** BEGIN RECORDS FOR THE EXERCISE **

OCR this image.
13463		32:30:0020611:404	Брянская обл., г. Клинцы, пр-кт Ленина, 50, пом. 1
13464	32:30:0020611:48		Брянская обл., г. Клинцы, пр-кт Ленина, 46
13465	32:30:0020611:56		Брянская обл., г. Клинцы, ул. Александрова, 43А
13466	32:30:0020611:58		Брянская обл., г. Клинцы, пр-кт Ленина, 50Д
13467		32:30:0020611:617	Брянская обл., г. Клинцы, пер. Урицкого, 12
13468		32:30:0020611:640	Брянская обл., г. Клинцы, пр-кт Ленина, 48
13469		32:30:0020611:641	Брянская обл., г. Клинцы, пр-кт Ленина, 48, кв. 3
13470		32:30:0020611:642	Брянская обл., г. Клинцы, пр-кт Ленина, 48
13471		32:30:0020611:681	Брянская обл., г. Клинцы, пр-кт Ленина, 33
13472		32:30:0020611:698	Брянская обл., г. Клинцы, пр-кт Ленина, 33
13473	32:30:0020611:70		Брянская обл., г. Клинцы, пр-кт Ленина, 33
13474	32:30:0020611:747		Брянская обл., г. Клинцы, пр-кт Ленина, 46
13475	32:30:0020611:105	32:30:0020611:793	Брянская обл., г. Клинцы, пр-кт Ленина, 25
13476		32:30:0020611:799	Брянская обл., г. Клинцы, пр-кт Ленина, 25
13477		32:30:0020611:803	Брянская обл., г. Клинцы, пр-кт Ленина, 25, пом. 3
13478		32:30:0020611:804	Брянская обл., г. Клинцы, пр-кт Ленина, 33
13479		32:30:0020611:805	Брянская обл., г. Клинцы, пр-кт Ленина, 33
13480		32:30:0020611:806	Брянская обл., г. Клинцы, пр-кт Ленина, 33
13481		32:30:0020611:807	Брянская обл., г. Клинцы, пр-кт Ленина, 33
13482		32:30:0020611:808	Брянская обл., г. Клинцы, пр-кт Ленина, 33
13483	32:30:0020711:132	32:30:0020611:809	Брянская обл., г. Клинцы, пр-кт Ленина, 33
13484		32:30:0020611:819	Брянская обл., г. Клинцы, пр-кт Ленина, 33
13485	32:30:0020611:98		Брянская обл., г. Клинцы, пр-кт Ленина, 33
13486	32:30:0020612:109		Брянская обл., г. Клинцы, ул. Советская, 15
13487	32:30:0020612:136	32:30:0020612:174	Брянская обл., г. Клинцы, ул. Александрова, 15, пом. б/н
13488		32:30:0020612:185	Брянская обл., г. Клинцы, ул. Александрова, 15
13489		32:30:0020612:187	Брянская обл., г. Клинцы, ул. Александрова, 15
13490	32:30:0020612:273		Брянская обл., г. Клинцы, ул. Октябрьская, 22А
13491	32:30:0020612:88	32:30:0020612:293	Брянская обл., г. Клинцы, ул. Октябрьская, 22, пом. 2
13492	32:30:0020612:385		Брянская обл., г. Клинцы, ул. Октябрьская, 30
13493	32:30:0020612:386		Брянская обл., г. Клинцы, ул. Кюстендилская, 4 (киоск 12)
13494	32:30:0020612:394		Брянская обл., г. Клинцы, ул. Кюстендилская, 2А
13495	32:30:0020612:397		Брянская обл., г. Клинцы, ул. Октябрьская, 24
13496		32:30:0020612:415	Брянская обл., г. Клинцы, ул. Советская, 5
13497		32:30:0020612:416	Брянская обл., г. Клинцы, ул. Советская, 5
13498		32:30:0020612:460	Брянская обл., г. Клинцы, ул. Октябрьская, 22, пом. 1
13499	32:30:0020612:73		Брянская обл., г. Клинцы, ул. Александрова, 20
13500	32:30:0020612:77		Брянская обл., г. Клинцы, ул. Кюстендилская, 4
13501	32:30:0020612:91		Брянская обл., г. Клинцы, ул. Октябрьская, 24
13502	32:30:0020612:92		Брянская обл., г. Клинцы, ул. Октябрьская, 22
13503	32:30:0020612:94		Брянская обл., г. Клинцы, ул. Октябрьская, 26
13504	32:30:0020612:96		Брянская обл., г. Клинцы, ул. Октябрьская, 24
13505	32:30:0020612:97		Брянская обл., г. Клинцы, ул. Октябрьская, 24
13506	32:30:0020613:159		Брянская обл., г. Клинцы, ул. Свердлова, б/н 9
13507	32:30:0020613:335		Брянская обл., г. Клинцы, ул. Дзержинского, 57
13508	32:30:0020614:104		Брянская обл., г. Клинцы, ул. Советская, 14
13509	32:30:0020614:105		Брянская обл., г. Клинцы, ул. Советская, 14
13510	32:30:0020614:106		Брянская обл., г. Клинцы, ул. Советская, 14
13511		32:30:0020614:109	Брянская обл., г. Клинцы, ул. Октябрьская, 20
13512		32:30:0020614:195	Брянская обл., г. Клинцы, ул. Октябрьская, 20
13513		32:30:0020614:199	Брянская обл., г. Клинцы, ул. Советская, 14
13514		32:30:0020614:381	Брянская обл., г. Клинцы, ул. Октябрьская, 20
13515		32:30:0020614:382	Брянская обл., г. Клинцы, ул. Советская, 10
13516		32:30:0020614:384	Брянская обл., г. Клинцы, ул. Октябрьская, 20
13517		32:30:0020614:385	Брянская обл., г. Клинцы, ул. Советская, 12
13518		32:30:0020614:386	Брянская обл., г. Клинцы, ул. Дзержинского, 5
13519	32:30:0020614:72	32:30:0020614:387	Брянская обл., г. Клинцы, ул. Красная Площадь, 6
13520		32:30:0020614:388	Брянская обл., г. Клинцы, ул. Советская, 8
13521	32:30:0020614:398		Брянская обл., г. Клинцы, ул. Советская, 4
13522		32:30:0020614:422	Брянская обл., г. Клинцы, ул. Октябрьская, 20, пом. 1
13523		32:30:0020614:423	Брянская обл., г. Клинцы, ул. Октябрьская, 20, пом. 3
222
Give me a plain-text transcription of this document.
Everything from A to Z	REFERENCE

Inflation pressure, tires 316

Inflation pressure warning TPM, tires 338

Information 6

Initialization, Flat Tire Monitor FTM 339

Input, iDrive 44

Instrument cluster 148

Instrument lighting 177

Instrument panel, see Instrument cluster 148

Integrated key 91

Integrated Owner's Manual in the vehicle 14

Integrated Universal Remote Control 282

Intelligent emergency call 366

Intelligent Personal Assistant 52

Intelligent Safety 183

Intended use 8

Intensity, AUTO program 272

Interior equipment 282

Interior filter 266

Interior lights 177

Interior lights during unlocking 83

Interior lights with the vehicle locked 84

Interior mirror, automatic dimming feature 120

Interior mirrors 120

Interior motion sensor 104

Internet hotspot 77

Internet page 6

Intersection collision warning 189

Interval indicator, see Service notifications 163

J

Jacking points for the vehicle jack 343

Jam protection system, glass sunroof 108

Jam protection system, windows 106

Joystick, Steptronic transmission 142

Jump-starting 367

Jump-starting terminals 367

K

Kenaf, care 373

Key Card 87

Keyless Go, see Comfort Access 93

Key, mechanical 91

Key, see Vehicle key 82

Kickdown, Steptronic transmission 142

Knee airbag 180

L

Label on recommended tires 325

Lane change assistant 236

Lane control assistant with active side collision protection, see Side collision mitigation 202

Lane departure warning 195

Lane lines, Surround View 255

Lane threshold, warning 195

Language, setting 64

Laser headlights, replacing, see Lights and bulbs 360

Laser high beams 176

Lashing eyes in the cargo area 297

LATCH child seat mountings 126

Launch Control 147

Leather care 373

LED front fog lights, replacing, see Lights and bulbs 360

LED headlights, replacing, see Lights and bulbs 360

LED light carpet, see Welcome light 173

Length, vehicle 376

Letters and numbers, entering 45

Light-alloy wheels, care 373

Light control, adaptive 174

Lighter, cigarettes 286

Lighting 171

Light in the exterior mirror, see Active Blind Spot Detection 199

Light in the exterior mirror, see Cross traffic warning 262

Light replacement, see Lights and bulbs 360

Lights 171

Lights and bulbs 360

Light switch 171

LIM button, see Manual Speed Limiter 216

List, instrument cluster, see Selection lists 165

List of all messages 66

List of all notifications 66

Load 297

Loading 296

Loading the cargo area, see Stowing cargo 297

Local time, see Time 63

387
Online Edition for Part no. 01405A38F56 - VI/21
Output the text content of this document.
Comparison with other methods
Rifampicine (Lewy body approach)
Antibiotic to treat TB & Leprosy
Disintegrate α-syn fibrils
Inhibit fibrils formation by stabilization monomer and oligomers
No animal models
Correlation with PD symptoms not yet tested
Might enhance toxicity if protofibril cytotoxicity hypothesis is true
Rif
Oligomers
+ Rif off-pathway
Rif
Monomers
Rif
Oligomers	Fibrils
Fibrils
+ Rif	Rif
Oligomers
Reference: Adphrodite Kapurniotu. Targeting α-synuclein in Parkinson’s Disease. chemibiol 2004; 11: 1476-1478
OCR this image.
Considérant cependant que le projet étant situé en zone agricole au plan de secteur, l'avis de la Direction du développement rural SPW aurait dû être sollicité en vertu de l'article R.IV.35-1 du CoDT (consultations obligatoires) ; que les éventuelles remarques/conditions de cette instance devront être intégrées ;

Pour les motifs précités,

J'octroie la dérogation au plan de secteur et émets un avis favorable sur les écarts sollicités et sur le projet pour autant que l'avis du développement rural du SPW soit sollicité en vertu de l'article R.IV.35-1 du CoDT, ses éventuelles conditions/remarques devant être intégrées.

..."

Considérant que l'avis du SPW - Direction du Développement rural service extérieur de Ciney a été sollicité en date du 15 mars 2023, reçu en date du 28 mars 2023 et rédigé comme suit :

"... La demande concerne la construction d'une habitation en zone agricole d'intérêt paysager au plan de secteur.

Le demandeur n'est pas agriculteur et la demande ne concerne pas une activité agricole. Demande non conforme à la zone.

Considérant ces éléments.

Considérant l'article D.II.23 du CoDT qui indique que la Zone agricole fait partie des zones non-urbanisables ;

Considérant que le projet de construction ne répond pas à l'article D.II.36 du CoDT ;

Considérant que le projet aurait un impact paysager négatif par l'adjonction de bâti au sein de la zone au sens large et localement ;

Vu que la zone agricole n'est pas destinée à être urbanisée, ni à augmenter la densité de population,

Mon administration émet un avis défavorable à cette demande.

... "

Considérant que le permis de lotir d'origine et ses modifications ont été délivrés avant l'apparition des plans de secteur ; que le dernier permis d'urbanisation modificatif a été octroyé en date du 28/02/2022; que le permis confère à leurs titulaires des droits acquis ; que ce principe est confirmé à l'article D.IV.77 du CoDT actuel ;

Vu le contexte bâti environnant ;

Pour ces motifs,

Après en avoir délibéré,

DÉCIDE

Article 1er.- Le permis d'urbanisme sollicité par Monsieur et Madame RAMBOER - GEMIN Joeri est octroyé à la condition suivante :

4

** END RECORDS FOR THE EXERCISE **

JOB:
Which lines hold the word "system"? Show each one.

OUTPUT FOR THIS TASK:
Jam protection system, glass sunroof 108
Jam protection system, windows 106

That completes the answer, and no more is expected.